--- Records ---

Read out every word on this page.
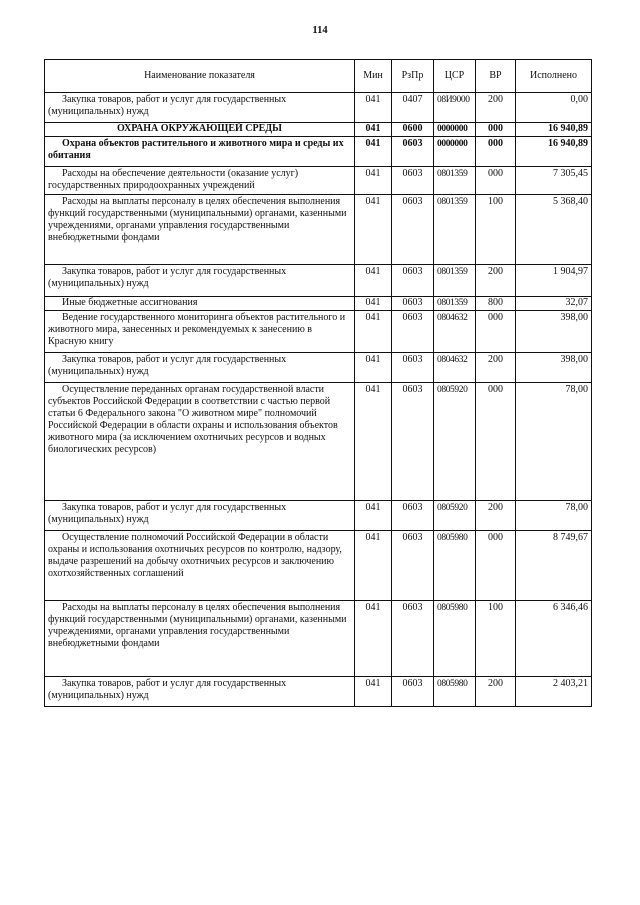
114
Наименование показателя	Мин	РзПр	ЦСР	ВР	Исполнено
Закупка товаров, работ и услуг для государственных (муниципальных) нужд	041	0407	08И9000	200	0,00
ОХРАНА ОКРУЖАЮЩЕЙ СРЕДЫ	041	0600	0000000	000	16 940,89
Охрана объектов растительного и животного мира и среды их обитания	041	0603	0000000	000	16 940,89
Расходы на обеспечение деятельности (оказание услуг) государственных природоохранных учреждений	041	0603	0801359	000	7 305,45
Расходы на выплаты персоналу в целях обеспечения выполнения функций государственными (муниципальными) органами, казенными учреждениями, органами управления государственными внебюджетными фондами	041	0603	0801359	100	5 368,40
Закупка товаров, работ и услуг для государственных (муниципальных) нужд	041	0603	0801359	200	1 904,97
Иные бюджетные ассигнования	041	0603	0801359	800	32,07
Ведение государственного мониторинга объектов растительного и животного мира, занесенных и рекомендуемых к занесению в Красную книгу	041	0603	0804632	000	398,00
Закупка товаров, работ и услуг для государственных (муниципальных) нужд	041	0603	0804632	200	398,00
Осуществление переданных органам государственной власти субъектов Российской Федерации в соответствии с частью первой статьи 6 Федерального закона "О животном мире" полномочий Российской Федерации в области охраны и использования объектов животного мира (за исключением охотничьих ресурсов и водных биологических ресурсов)	041	0603	0805920	000	78,00
Закупка товаров, работ и услуг для государственных (муниципальных) нужд	041	0603	0805920	200	78,00
Осуществление полномочий Российской Федерации в области охраны и использования охотничьих ресурсов по контролю, надзору, выдаче разрешений на добычу охотничьих ресурсов и заключению охотхозяйственных соглашений	041	0603	0805980	000	8 749,67
Расходы на выплаты персоналу в целях обеспечения выполнения функций государственными (муниципальными) органами, казенными учреждениями, органами управления государственными внебюджетными фондами	041	0603	0805980	100	6 346,46
Закупка товаров, работ и услуг для государственных (муниципальных) нужд	041	0603	0805980	200	2 403,21
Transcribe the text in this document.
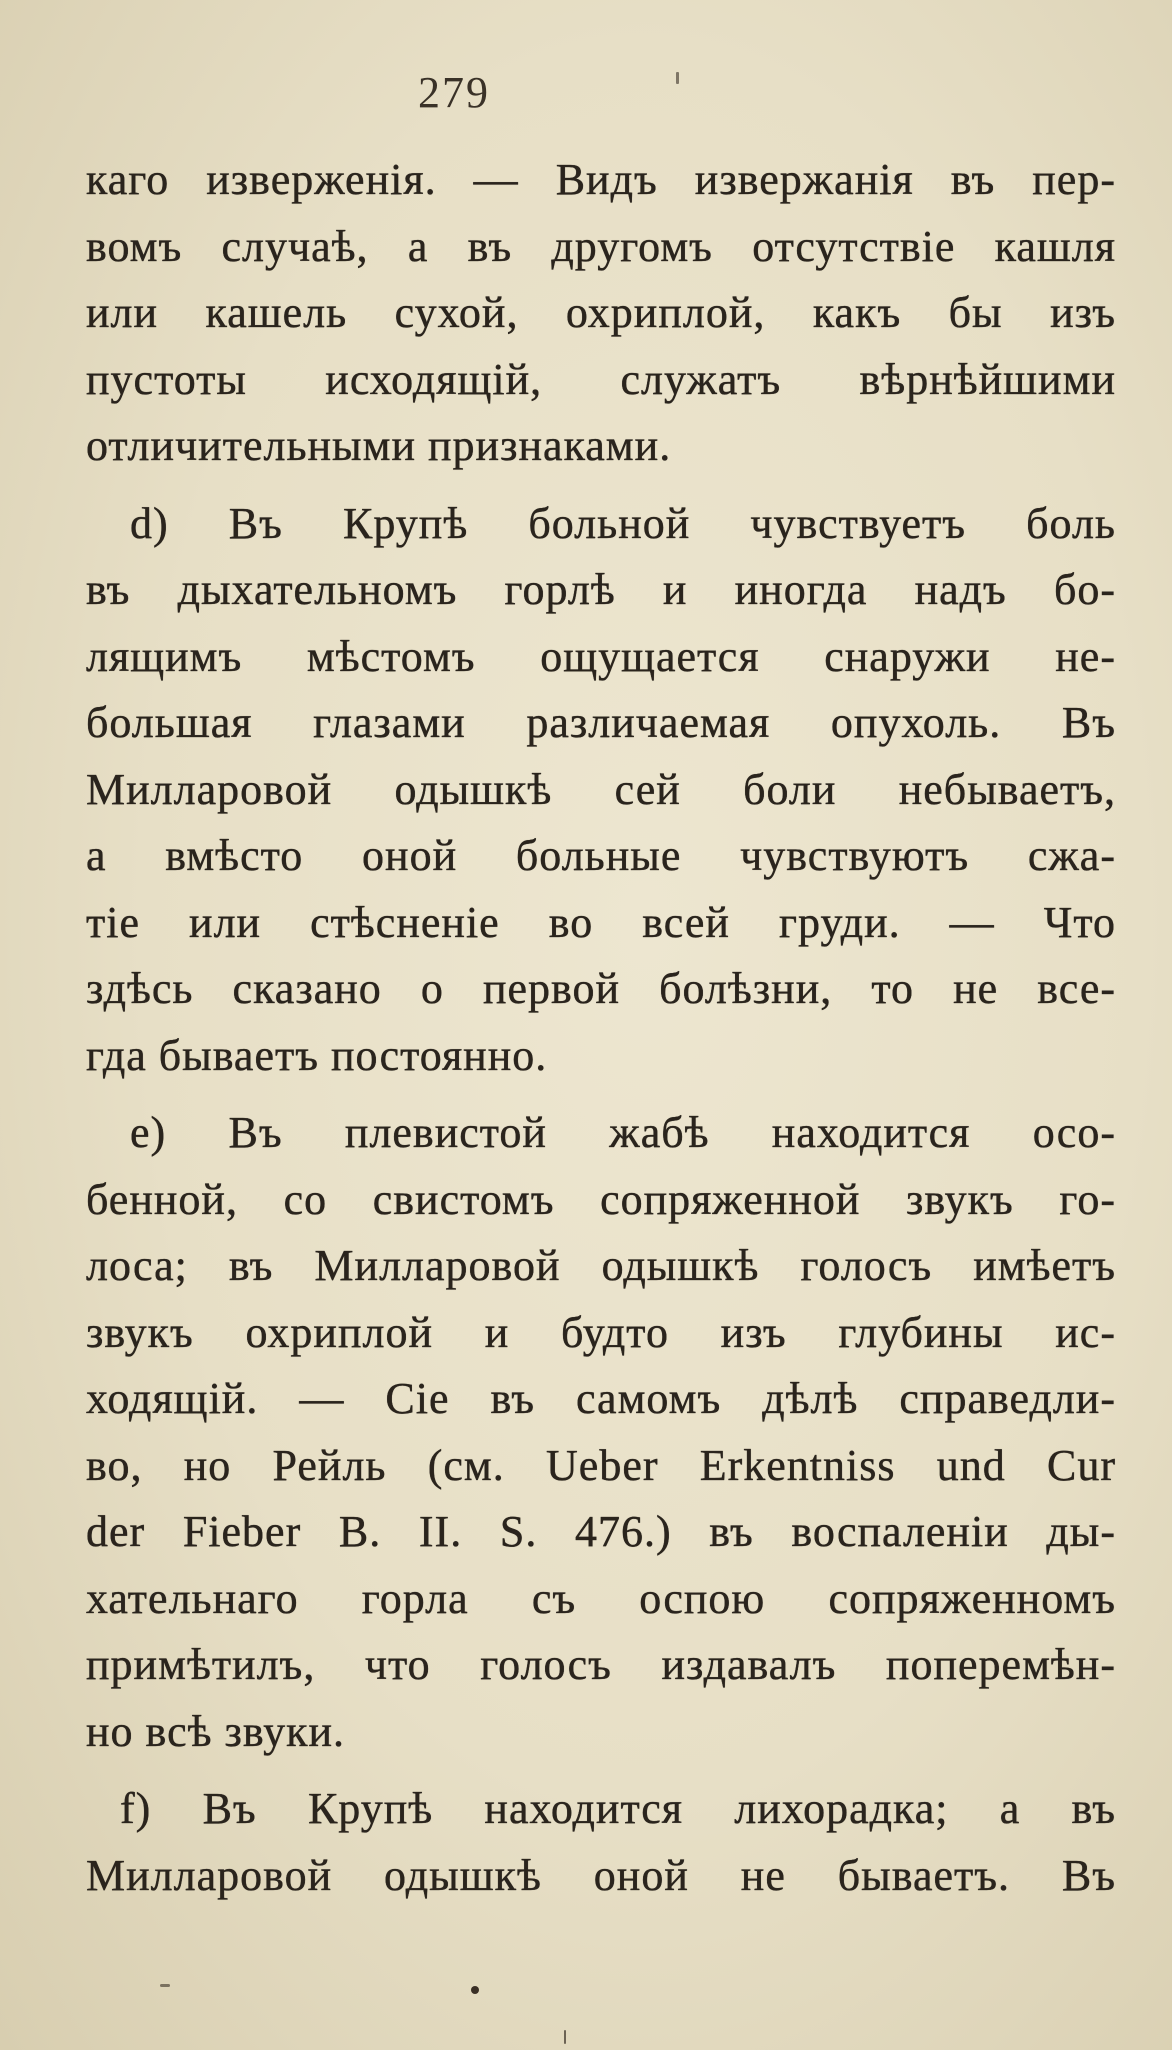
279
каго изверженія. — Видъ извержанія въ пер-
вомъ случаѣ, а въ другомъ отсутствіе кашля
или кашель сухой, охриплой, какъ бы изъ
пустоты исходящій, служатъ вѣрнѣйшими
отличительными признаками.
d) Въ Крупѣ больной чувствуетъ боль
въ дыхательномъ горлѣ и иногда надъ бо-
лящимъ мѣстомъ ощущается снаружи не-
большая глазами различаемая опухоль. Въ
Милларовой одышкѣ сей боли небываетъ,
а вмѣсто оной больные чувствуютъ сжа-
тіе или стѣсненіе во всей груди. — Что
здѣсь сказано о первой болѣзни, то не все-
гда бываетъ постоянно.
e) Въ плевистой жабѣ находится осо-
бенной, со свистомъ сопряженной звукъ го-
лоса; въ Милларовой одышкѣ голосъ имѣетъ
звукъ охриплой и будто изъ глубины ис-
ходящій. — Сіе въ самомъ дѣлѣ справедли-
во, но Рейль (см. Ueber Erkentniss und Cur
der Fieber B. II. S. 476.) въ воспаленіи ды-
хательнаго горла съ оспою сопряженномъ
примѣтилъ, что голосъ издавалъ поперемѣн-
но всѣ звуки.
f) Въ Крупѣ находится лихорадка; а въ
Милларовой одышкѣ оной не бываетъ. Въ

---

• _Prompt_:
Omit the pictures. Output every record above word for word.

• _Exercise output_:
Read out every word on this page.
114
Наименование показателя	Мин	РзПр	ЦСР	ВР	Исполнено
Закупка товаров, работ и услуг для государственных (муниципальных) нужд	041	0407	08И9000	200	0,00
ОХРАНА ОКРУЖАЮЩЕЙ СРЕДЫ	041	0600	0000000	000	16 940,89
Охрана объектов растительного и животного мира и среды их обитания	041	0603	0000000	000	16 940,89
Расходы на обеспечение деятельности (оказание услуг) государственных природоохранных учреждений	041	0603	0801359	000	7 305,45
Расходы на выплаты персоналу в целях обеспечения выполнения функций государственными (муниципальными) органами, казенными учреждениями, органами управления государственными внебюджетными фондами	041	0603	0801359	100	5 368,40
Закупка товаров, работ и услуг для государственных (муниципальных) нужд	041	0603	0801359	200	1 904,97
Иные бюджетные ассигнования	041	0603	0801359	800	32,07
Ведение государственного мониторинга объектов растительного и животного мира, занесенных и рекомендуемых к занесению в Красную книгу	041	0603	0804632	000	398,00
Закупка товаров, работ и услуг для государственных (муниципальных) нужд	041	0603	0804632	200	398,00
Осуществление переданных органам государственной власти субъектов Российской Федерации в соответствии с частью первой статьи 6 Федерального закона "О животном мире" полномочий Российской Федерации в области охраны и использования объектов животного мира (за исключением охотничьих ресурсов и водных биологических ресурсов)	041	0603	0805920	000	78,00
Закупка товаров, работ и услуг для государственных (муниципальных) нужд	041	0603	0805920	200	78,00
Осуществление полномочий Российской Федерации в области охраны и использования охотничьих ресурсов по контролю, надзору, выдаче разрешений на добычу охотничьих ресурсов и заключению охотхозяйственных соглашений	041	0603	0805980	000	8 749,67
Расходы на выплаты персоналу в целях обеспечения выполнения функций государственными (муниципальными) органами, казенными учреждениями, органами управления государственными внебюджетными фондами	041	0603	0805980	100	6 346,46
Закупка товаров, работ и услуг для государственных (муниципальных) нужд	041	0603	0805980	200	2 403,21
Transcribe the text in this document.
279
каго изверженія. — Видъ извержанія въ пер-
вомъ случаѣ, а въ другомъ отсутствіе кашля
или кашель сухой, охриплой, какъ бы изъ
пустоты исходящій, служатъ вѣрнѣйшими
отличительными признаками.
d) Въ Крупѣ больной чувствуетъ боль
въ дыхательномъ горлѣ и иногда надъ бо-
лящимъ мѣстомъ ощущается снаружи не-
большая глазами различаемая опухоль. Въ
Милларовой одышкѣ сей боли небываетъ,
а вмѣсто оной больные чувствуютъ сжа-
тіе или стѣсненіе во всей груди. — Что
здѣсь сказано о первой болѣзни, то не все-
гда бываетъ постоянно.
e) Въ плевистой жабѣ находится осо-
бенной, со свистомъ сопряженной звукъ го-
лоса; въ Милларовой одышкѣ голосъ имѣетъ
звукъ охриплой и будто изъ глубины ис-
ходящій. — Сіе въ самомъ дѣлѣ справедли-
во, но Рейль (см. Ueber Erkentniss und Cur
der Fieber B. II. S. 476.) въ воспаленіи ды-
хательнаго горла съ оспою сопряженномъ
примѣтилъ, что голосъ издавалъ поперемѣн-
но всѣ звуки.
f) Въ Крупѣ находится лихорадка; а въ
Милларовой одышкѣ оной не бываетъ. Въ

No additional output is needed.